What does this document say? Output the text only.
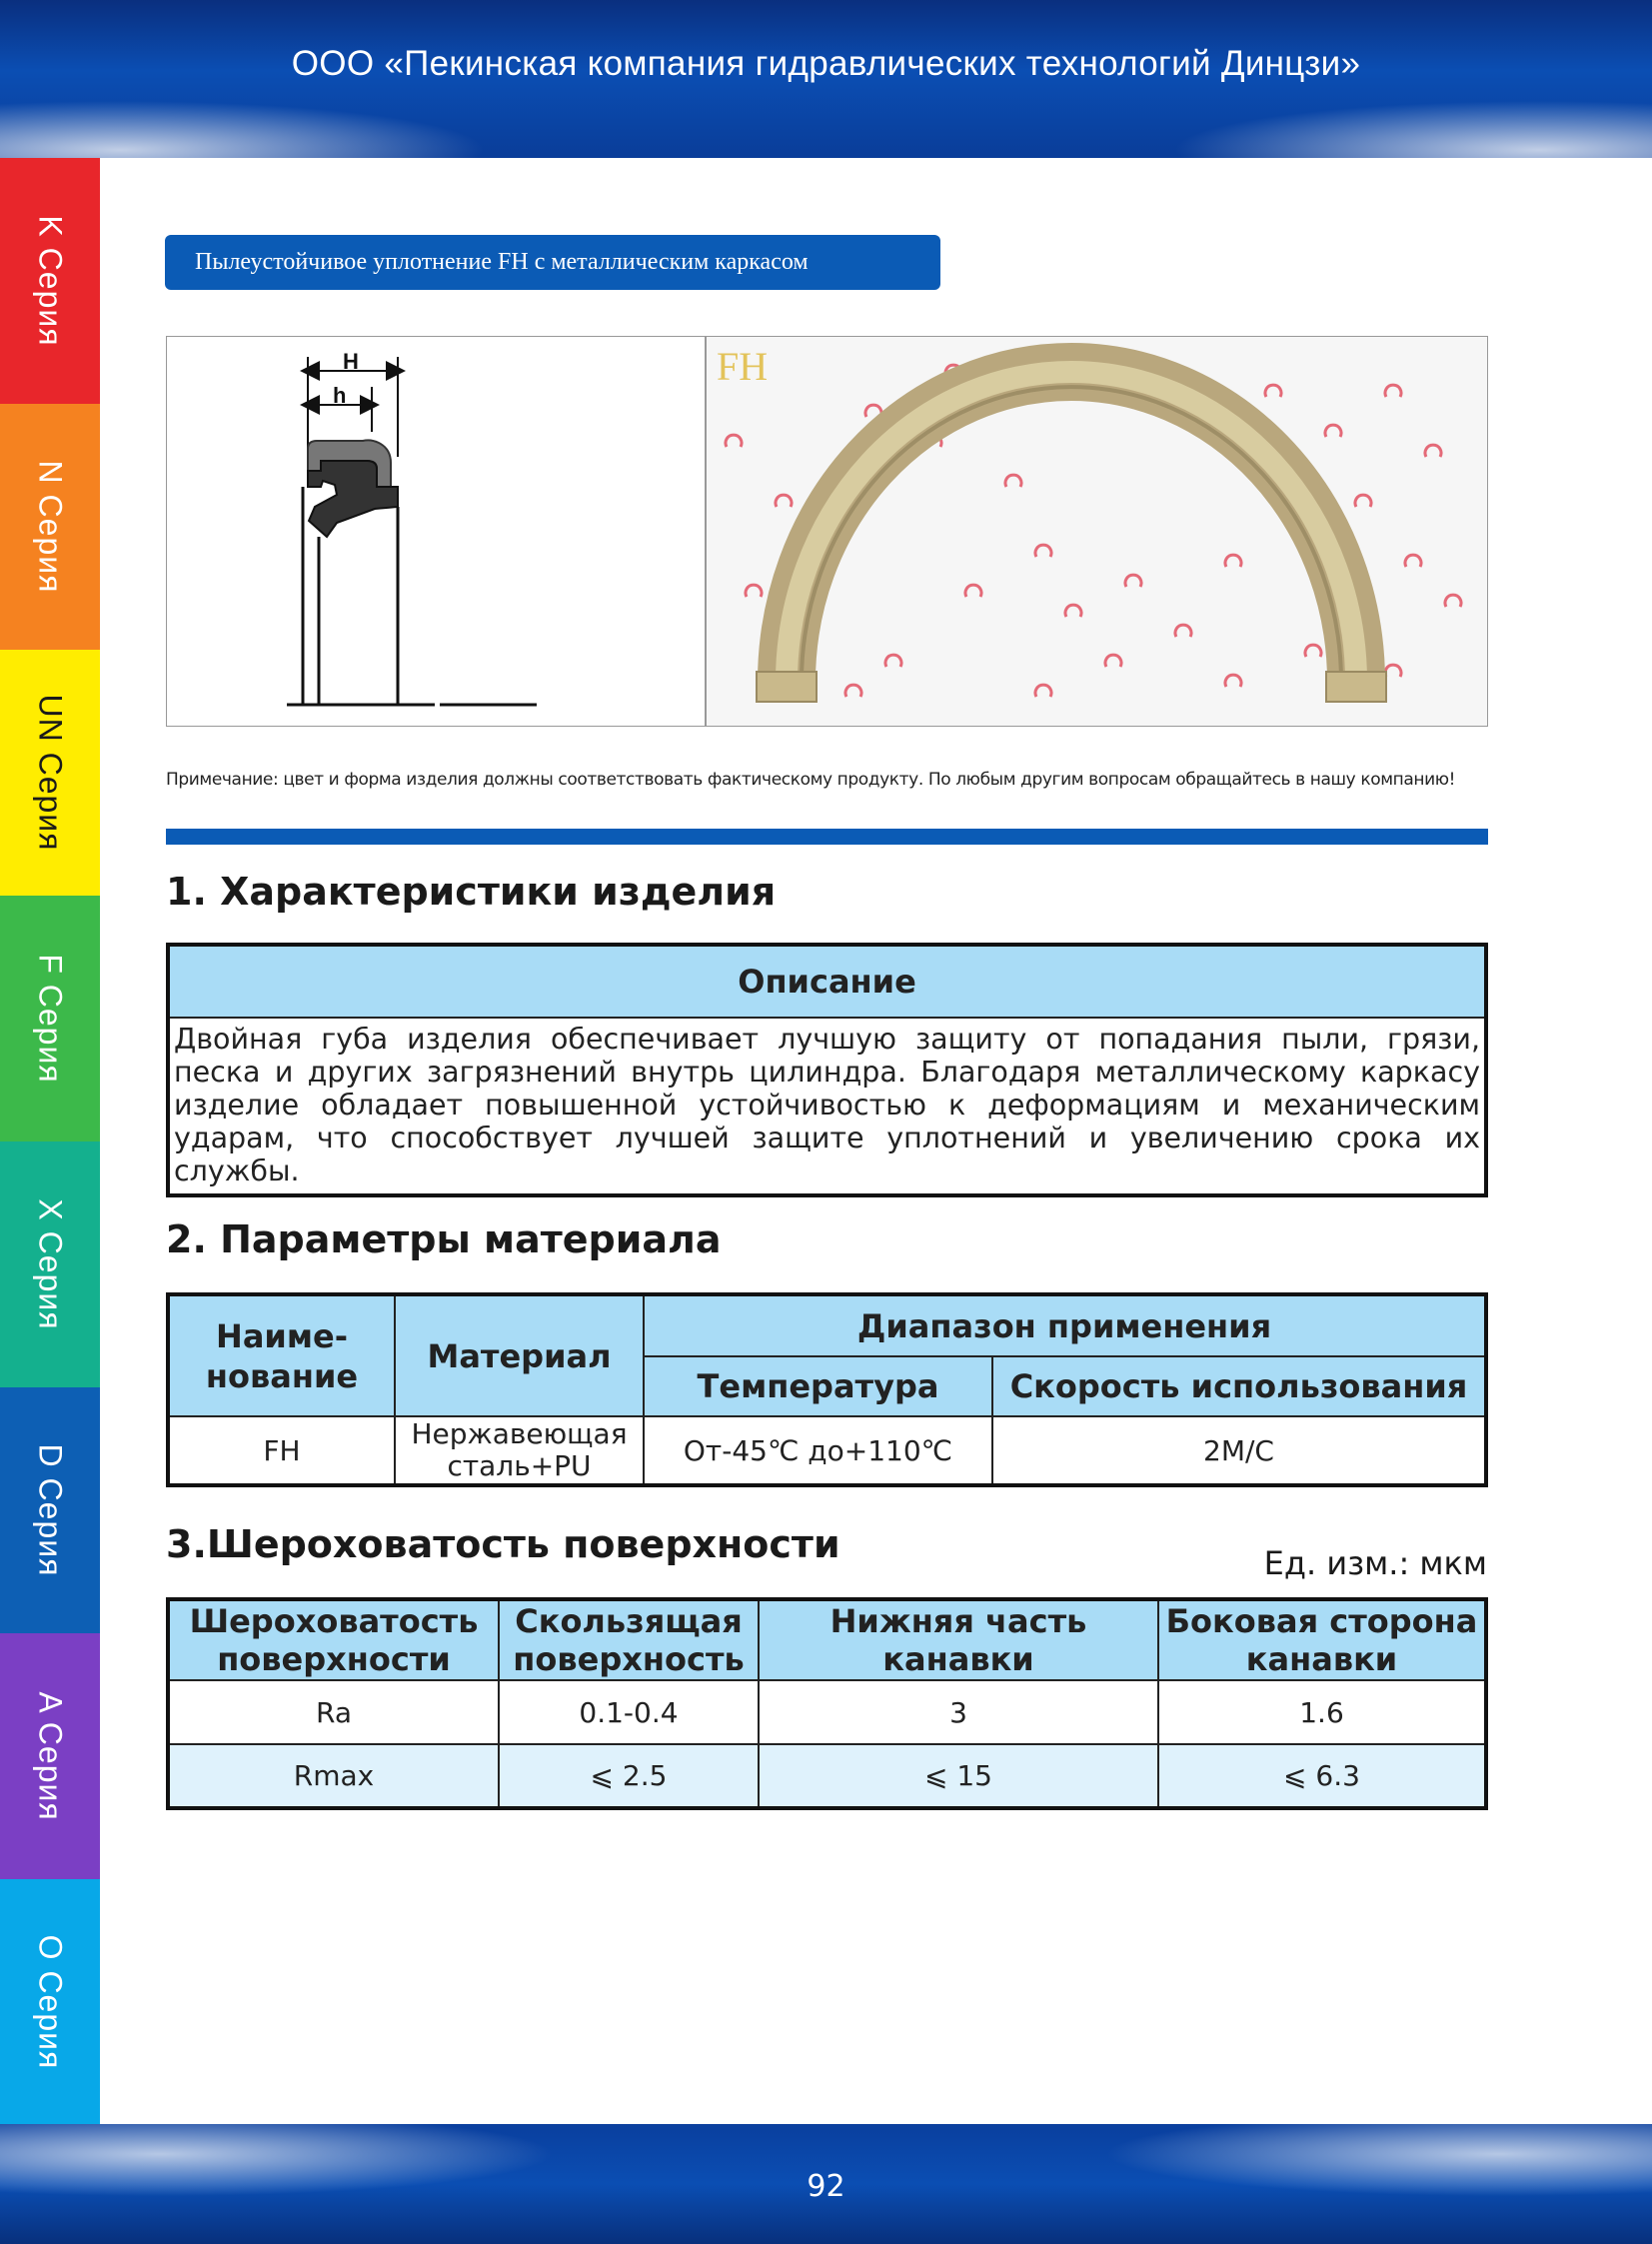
ООО «Пекинская компания гидравлических технологий Динцзи»
K Серия
N Серия
UN Серия
F Серия
X Серия
D Серия
A Серия
O Серия
Пылеустойчивое уплотнение FH с металлическим каркасом
H
h
FH
Примечание: цвет и форма изделия должны соответствовать фактическому продукту. По любым другим вопросам обращайтесь в нашу компанию!
1. Характеристики изделия
Описание
Двойная губа изделия обеспечивает лучшую защиту от попадания пыли, грязи, песка и других загрязнений внутрь цилиндра. Благодаря металлическому каркасу изделие обладает повышенной устойчивостью к деформациям и механическим ударам, что способствует лучшей защите уплотнений и увеличению срока их службы.
2. Параметры материала
Наиме-нование	Материал	Диапазон применения	
		Температура	Скорость использования
FH	Нержавеющая сталь+PU	От-45℃ до+110℃	2M/C
3.Шероховатость поверхности	Ед. изм.: мкм
Шероховатость поверхности	Скользящая поверхность	Нижняя часть канавки	Боковая сторона канавки
Ra	0.1-0.4	3	1.6
Rmax	⩽ 2.5	⩽ 15	⩽ 6.3
92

Task prompt - Quote every record above exactly, omitting any pictures they contain.

Written answer -
What does this document say? Output the text only.
ООО «Пекинская компания гидравлических технологий Динцзи»
K Серия
N Серия
UN Серия
F Серия
X Серия
D Серия
A Серия
O Серия
Пылеустойчивое уплотнение FH с металлическим каркасом
H
h
FH
Примечание: цвет и форма изделия должны соответствовать фактическому продукту. По любым другим вопросам обращайтесь в нашу компанию!
1. Характеристики изделия
Описание
Двойная губа изделия обеспечивает лучшую защиту от попадания пыли, грязи, песка и других загрязнений внутрь цилиндра. Благодаря металлическому каркасу изделие обладает повышенной устойчивостью к деформациям и механическим ударам, что способствует лучшей защите уплотнений и увеличению срока их службы.
2. Параметры материала
Наиме-нование	Материал	Диапазон применения	
		Температура	Скорость использования
FH	Нержавеющая сталь+PU	От-45℃ до+110℃	2M/C
3.Шероховатость поверхности	Ед. изм.: мкм
Шероховатость поверхности	Скользящая поверхность	Нижняя часть канавки	Боковая сторона канавки
Ra	0.1-0.4	3	1.6
Rmax	⩽ 2.5	⩽ 15	⩽ 6.3
92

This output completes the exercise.